● Written exercise: Write out each line from the data below that includes the word "text".

--- Start ---

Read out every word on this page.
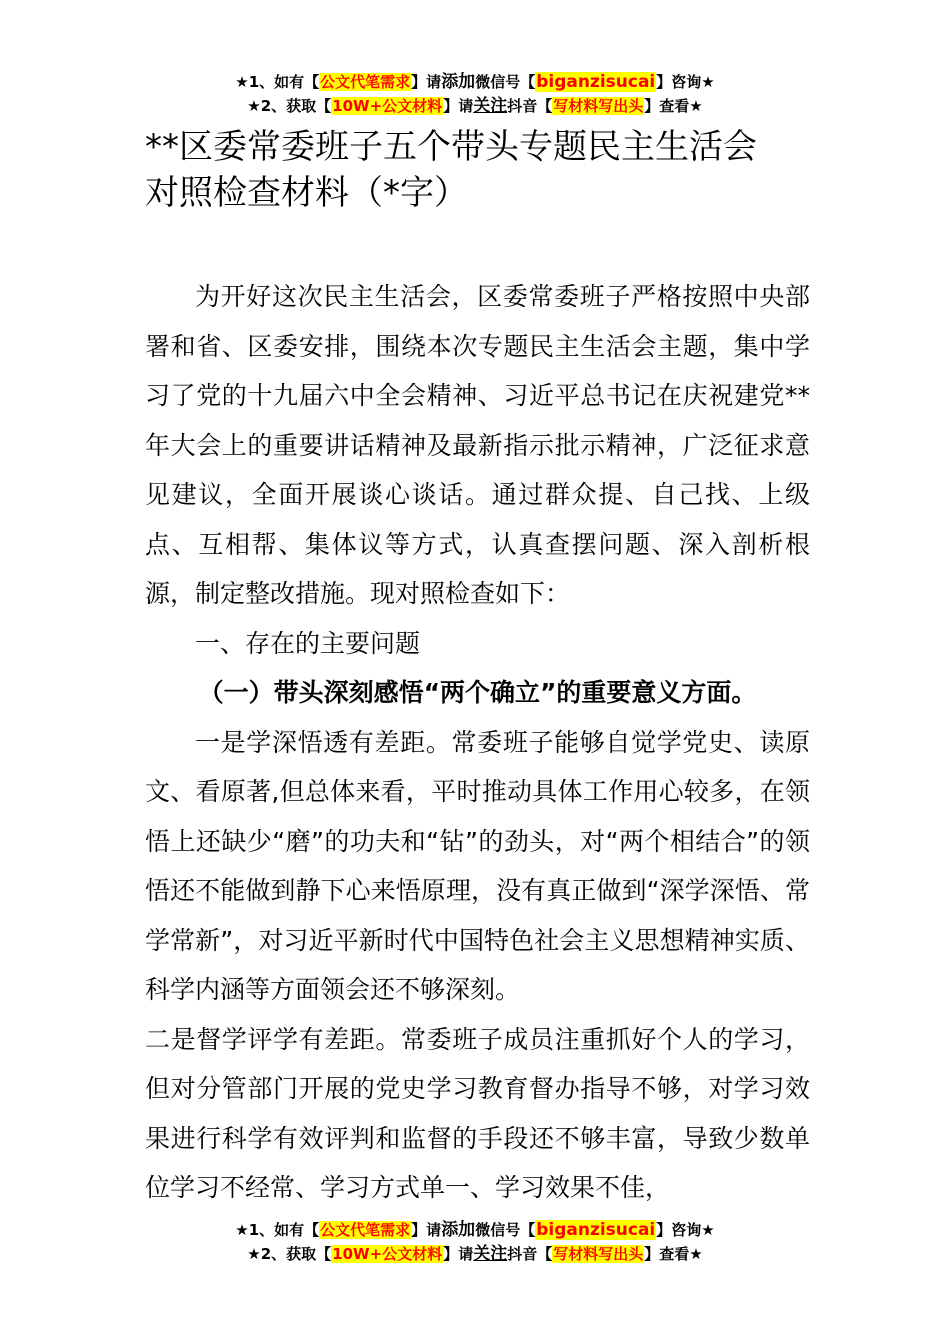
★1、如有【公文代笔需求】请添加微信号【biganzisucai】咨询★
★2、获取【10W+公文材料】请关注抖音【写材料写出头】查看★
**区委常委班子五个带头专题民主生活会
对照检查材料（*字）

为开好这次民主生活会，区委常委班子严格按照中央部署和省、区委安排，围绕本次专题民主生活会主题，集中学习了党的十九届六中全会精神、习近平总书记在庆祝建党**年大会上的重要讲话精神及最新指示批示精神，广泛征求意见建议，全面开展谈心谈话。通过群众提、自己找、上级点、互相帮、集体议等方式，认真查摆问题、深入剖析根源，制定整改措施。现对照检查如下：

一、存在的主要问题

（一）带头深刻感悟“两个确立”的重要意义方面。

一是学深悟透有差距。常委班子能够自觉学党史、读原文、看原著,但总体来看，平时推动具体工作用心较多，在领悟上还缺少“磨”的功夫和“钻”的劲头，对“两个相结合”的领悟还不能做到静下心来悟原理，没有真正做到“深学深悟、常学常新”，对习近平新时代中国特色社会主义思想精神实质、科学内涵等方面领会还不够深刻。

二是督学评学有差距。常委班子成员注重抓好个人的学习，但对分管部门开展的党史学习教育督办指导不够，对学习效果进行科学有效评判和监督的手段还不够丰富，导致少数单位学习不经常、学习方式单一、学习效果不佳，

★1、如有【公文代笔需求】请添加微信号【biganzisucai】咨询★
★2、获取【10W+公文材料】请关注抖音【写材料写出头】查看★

--- End ---
--- Start ---

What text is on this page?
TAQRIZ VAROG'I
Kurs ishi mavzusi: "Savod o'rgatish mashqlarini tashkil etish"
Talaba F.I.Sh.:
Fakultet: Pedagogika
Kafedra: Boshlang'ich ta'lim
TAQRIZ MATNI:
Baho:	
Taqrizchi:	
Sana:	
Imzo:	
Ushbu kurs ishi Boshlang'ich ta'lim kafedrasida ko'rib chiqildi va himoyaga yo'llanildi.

--- End ---
--- Start ---

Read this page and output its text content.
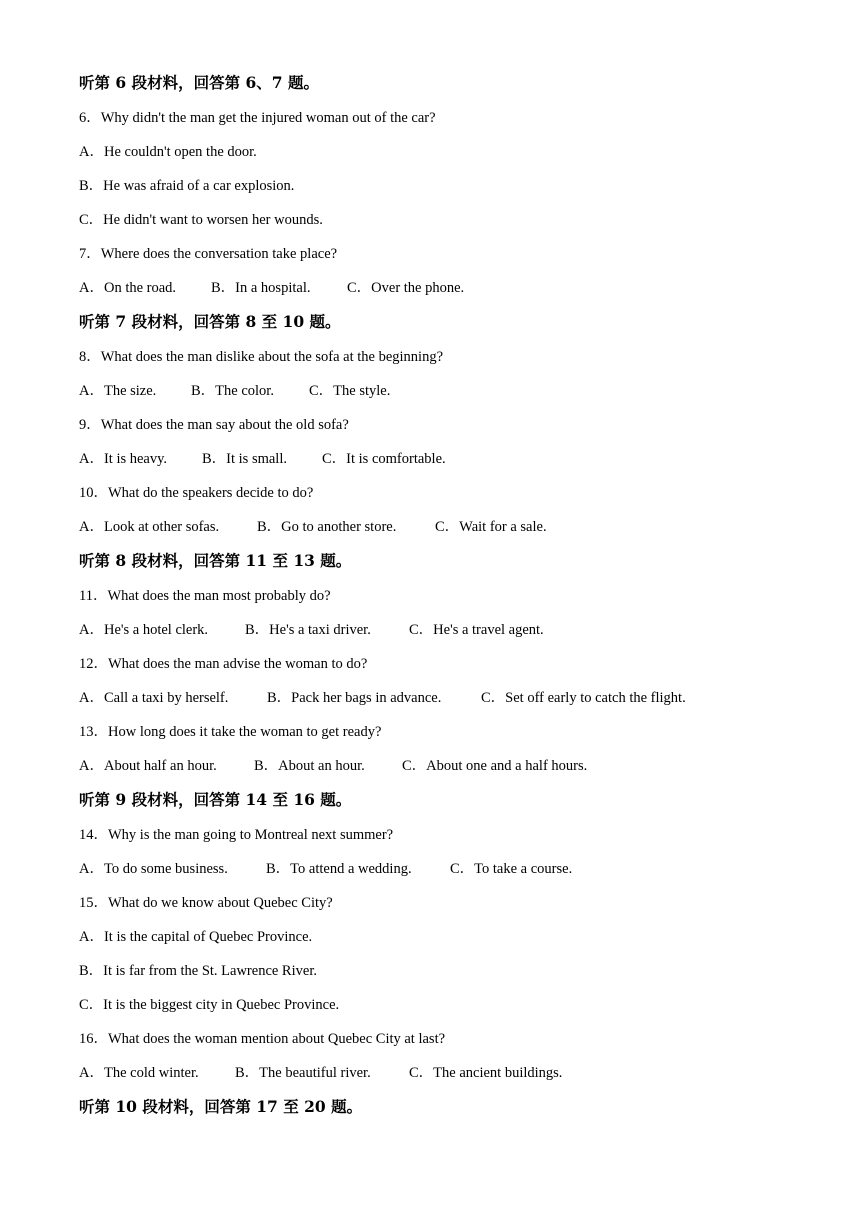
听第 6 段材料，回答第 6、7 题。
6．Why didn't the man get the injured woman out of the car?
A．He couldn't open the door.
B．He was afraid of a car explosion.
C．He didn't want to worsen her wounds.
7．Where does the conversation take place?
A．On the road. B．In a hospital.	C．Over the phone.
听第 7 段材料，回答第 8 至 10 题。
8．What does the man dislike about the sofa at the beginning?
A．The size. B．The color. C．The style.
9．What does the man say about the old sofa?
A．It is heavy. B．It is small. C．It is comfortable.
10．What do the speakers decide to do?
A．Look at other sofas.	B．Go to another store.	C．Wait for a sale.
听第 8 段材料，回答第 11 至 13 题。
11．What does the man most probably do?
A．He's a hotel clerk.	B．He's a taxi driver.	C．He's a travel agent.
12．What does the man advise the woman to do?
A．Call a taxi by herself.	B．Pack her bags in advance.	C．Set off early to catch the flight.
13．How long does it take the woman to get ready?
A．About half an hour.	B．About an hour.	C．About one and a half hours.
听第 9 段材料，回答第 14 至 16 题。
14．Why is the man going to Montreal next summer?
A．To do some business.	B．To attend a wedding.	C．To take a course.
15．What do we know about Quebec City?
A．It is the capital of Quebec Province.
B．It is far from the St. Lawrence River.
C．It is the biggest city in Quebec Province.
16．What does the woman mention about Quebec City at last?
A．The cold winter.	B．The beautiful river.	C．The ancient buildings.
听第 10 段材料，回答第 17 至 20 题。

--- End ---

● The answer:
What text is on this page?
Read this page and output its text content.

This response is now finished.